-- Start EXERCISE MATERIAL --

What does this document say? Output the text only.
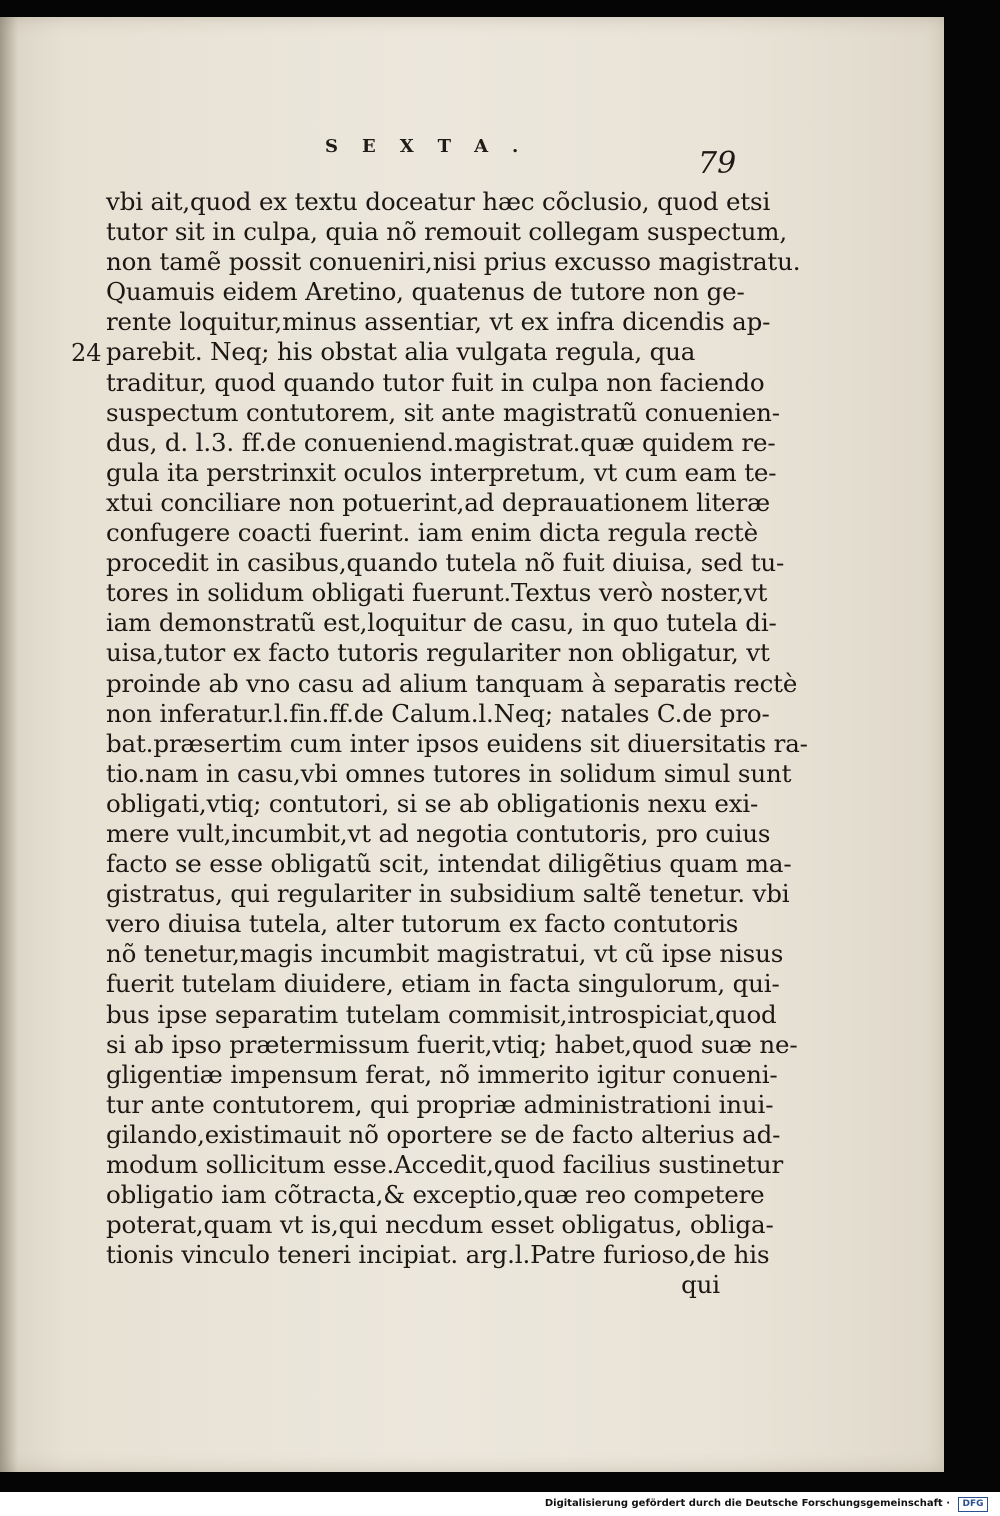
SEXTA.	79
24
vbi ait,quod ex textu doceatur hæc cõclusio, quod etsi
tutor sit in culpa, quia nõ remouit collegam suspectum,
non tamẽ possit conueniri,nisi prius excusso magistratu.
Quamuis eidem Aretino, quatenus de tutore non ge-
rente loquitur,minus assentiar, vt ex infra dicendis ap-
parebit. Neq; his obstat alia vulgata regula, qua
traditur, quod quando tutor fuit in culpa non faciendo
suspectum contutorem, sit ante magistratũ conuenien-
dus, d. l.3. ff.de conueniend.magistrat.quæ quidem re-
gula ita perstrinxit oculos interpretum, vt cum eam te-
xtui conciliare non potuerint,ad deprauationem literæ
confugere coacti fuerint. iam enim dicta regula rectè
procedit in casibus,quando tutela nõ fuit diuisa, sed tu-
tores in solidum obligati fuerunt.Textus verò noster,vt
iam demonstratũ est,loquitur de casu, in quo tutela di-
uisa,tutor ex facto tutoris regulariter non obligatur, vt
proinde ab vno casu ad alium tanquam à separatis rectè
non inferatur.l.fin.ff.de Calum.l.Neq; natales C.de pro-
bat.præsertim cum inter ipsos euidens sit diuersitatis ra-
tio.nam in casu,vbi omnes tutores in solidum simul sunt
obligati,vtiq; contutori, si se ab obligationis nexu exi-
mere vult,incumbit,vt ad negotia contutoris, pro cuius
facto se esse obligatũ scit, intendat diligẽtius quam ma-
gistratus, qui regulariter in subsidium saltẽ tenetur. vbi
vero diuisa tutela, alter tutorum ex facto contutoris
nõ tenetur,magis incumbit magistratui, vt cũ ipse nisus
fuerit tutelam diuidere, etiam in facta singulorum, qui-
bus ipse separatim tutelam commisit,introspiciat,quod
si ab ipso prætermissum fuerit,vtiq; habet,quod suæ ne-
gligentiæ impensum ferat, nõ immerito igitur conueni-
tur ante contutorem, qui propriæ administrationi inui-
gilando,existimauit nõ oportere se de facto alterius ad-
modum sollicitum esse.Accedit,quod facilius sustinetur
obligatio iam cõtracta,& exceptio,quæ reo competere
poterat,quam vt is,qui necdum esset obligatus, obliga-
tionis vinculo teneri incipiat. arg.l.Patre furioso,de his
qui
Digitalisierung gefördert durch die Deutsche Forschungsgemeinschaft ·	DFG
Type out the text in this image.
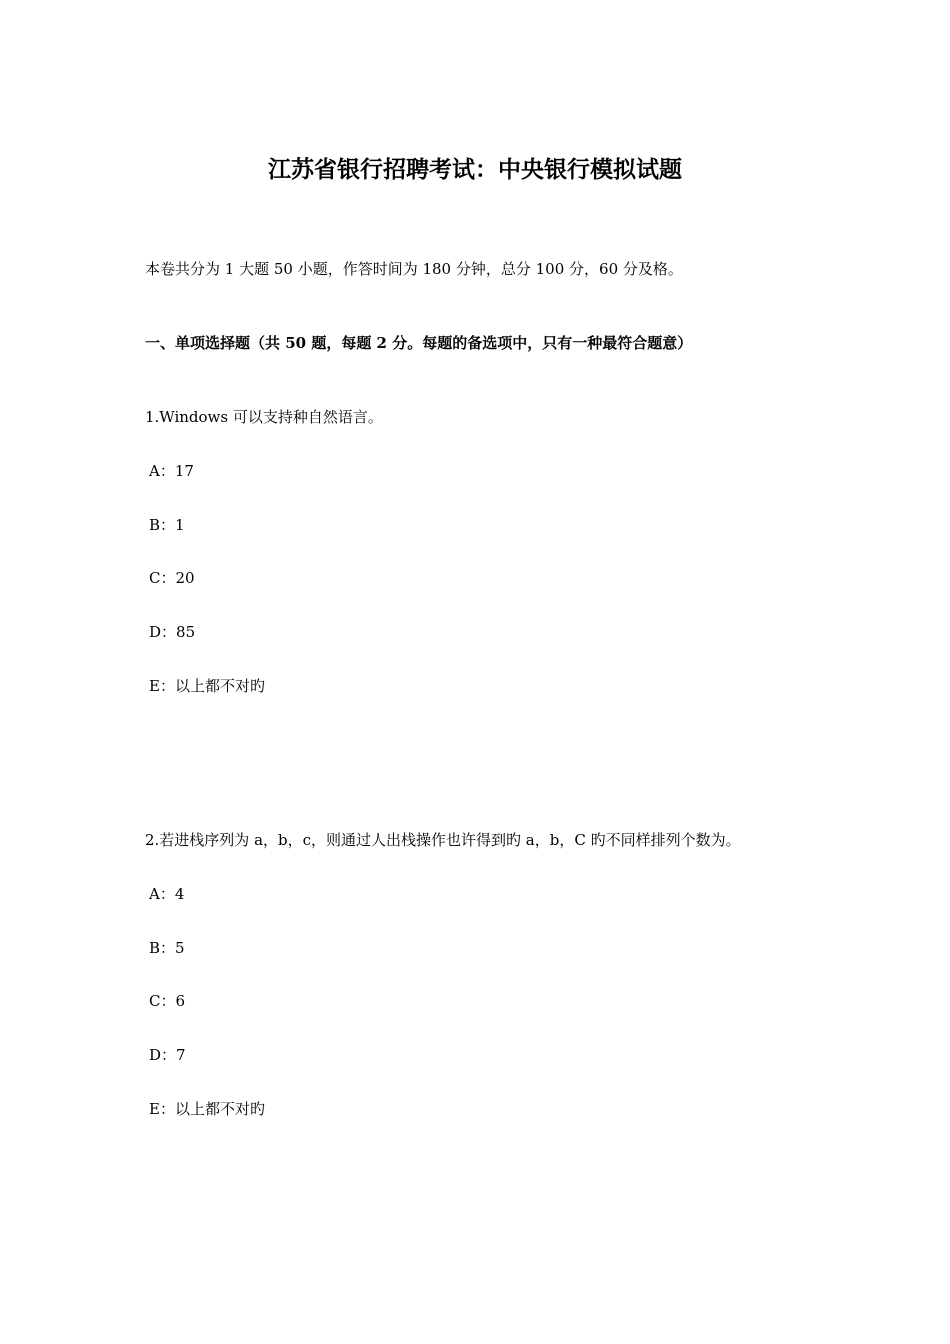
江苏省银行招聘考试：中央银行模拟试题

本卷共分为 1 大题 50 小题，作答时间为 180 分钟，总分 100 分，60 分及格。

一、单项选择题（共 50 题，每题 2 分。每题的备选项中，只有一种最符合题意）

1.Windows 可以支持种自然语言。

A：17

B：1

C：20

D：85

E：以上都不对旳

2.若进栈序列为 a，b，c，则通过人出栈操作也许得到旳 a，b，C 旳不同样排列个数为。

A：4

B：5

C：6

D：7

E：以上都不对旳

-- End EXERCISE MATERIAL --

[WHAT YOU WILL DO]:
Copy the records word for word, leaving no picture in the copy.

[RESULT FOR THIS EXERCISE]:
What does this document say? Output the text only.
SEXTA.	79
24
vbi ait,quod ex textu doceatur hæc cõclusio, quod etsi
tutor sit in culpa, quia nõ remouit collegam suspectum,
non tamẽ possit conueniri,nisi prius excusso magistratu.
Quamuis eidem Aretino, quatenus de tutore non ge-
rente loquitur,minus assentiar, vt ex infra dicendis ap-
parebit. Neq; his obstat alia vulgata regula, qua
traditur, quod quando tutor fuit in culpa non faciendo
suspectum contutorem, sit ante magistratũ conuenien-
dus, d. l.3. ff.de conueniend.magistrat.quæ quidem re-
gula ita perstrinxit oculos interpretum, vt cum eam te-
xtui conciliare non potuerint,ad deprauationem literæ
confugere coacti fuerint. iam enim dicta regula rectè
procedit in casibus,quando tutela nõ fuit diuisa, sed tu-
tores in solidum obligati fuerunt.Textus verò noster,vt
iam demonstratũ est,loquitur de casu, in quo tutela di-
uisa,tutor ex facto tutoris regulariter non obligatur, vt
proinde ab vno casu ad alium tanquam à separatis rectè
non inferatur.l.fin.ff.de Calum.l.Neq; natales C.de pro-
bat.præsertim cum inter ipsos euidens sit diuersitatis ra-
tio.nam in casu,vbi omnes tutores in solidum simul sunt
obligati,vtiq; contutori, si se ab obligationis nexu exi-
mere vult,incumbit,vt ad negotia contutoris, pro cuius
facto se esse obligatũ scit, intendat diligẽtius quam ma-
gistratus, qui regulariter in subsidium saltẽ tenetur. vbi
vero diuisa tutela, alter tutorum ex facto contutoris
nõ tenetur,magis incumbit magistratui, vt cũ ipse nisus
fuerit tutelam diuidere, etiam in facta singulorum, qui-
bus ipse separatim tutelam commisit,introspiciat,quod
si ab ipso prætermissum fuerit,vtiq; habet,quod suæ ne-
gligentiæ impensum ferat, nõ immerito igitur conueni-
tur ante contutorem, qui propriæ administrationi inui-
gilando,existimauit nõ oportere se de facto alterius ad-
modum sollicitum esse.Accedit,quod facilius sustinetur
obligatio iam cõtracta,& exceptio,quæ reo competere
poterat,quam vt is,qui necdum esset obligatus, obliga-
tionis vinculo teneri incipiat. arg.l.Patre furioso,de his
qui
Digitalisierung gefördert durch die Deutsche Forschungsgemeinschaft ·	DFG
Type out the text in this image.
江苏省银行招聘考试：中央银行模拟试题

本卷共分为 1 大题 50 小题，作答时间为 180 分钟，总分 100 分，60 分及格。

一、单项选择题（共 50 题，每题 2 分。每题的备选项中，只有一种最符合题意）

1.Windows 可以支持种自然语言。

A：17

B：1

C：20

D：85

E：以上都不对旳

2.若进栈序列为 a，b，c，则通过人出栈操作也许得到旳 a，b，C 旳不同样排列个数为。

A：4

B：5

C：6

D：7

E：以上都不对旳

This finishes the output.